<<<<

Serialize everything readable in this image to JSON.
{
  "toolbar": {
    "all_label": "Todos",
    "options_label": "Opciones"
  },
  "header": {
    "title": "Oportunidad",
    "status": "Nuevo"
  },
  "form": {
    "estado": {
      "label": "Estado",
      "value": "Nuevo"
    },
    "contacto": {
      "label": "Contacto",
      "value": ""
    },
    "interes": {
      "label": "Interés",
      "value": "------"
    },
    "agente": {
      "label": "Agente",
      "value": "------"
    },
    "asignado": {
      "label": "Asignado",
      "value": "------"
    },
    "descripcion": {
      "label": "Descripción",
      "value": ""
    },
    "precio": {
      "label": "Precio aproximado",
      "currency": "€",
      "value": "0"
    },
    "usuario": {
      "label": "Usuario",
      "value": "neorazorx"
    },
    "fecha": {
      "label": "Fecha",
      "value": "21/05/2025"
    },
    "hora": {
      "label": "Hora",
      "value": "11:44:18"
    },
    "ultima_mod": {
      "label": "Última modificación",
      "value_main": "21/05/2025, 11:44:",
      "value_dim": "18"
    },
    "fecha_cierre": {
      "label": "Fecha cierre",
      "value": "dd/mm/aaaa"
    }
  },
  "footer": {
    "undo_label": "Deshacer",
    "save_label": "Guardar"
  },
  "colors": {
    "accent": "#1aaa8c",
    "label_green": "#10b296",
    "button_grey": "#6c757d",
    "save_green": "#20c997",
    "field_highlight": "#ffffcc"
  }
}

>>>>

- Exercise details -
Transcribe every entry word for word.

- Exercise answer -
Serialize everything readable in this image to JSON.
{
  "toolbar": {
    "all_label": "Todos",
    "options_label": "Opciones"
  },
  "header": {
    "title": "Oportunidad",
    "status": "Nuevo"
  },
  "form": {
    "estado": {
      "label": "Estado",
      "value": "Nuevo"
    },
    "contacto": {
      "label": "Contacto",
      "value": ""
    },
    "interes": {
      "label": "Interés",
      "value": "------"
    },
    "agente": {
      "label": "Agente",
      "value": "------"
    },
    "asignado": {
      "label": "Asignado",
      "value": "------"
    },
    "descripcion": {
      "label": "Descripción",
      "value": ""
    },
    "precio": {
      "label": "Precio aproximado",
      "currency": "€",
      "value": "0"
    },
    "usuario": {
      "label": "Usuario",
      "value": "neorazorx"
    },
    "fecha": {
      "label": "Fecha",
      "value": "21/05/2025"
    },
    "hora": {
      "label": "Hora",
      "value": "11:44:18"
    },
    "ultima_mod": {
      "label": "Última modificación",
      "value_main": "21/05/2025, 11:44:",
      "value_dim": "18"
    },
    "fecha_cierre": {
      "label": "Fecha cierre",
      "value": "dd/mm/aaaa"
    }
  },
  "footer": {
    "undo_label": "Deshacer",
    "save_label": "Guardar"
  },
  "colors": {
    "accent": "#1aaa8c",
    "label_green": "#10b296",
    "button_grey": "#6c757d",
    "save_green": "#20c997",
    "field_highlight": "#ffffcc"
  }
}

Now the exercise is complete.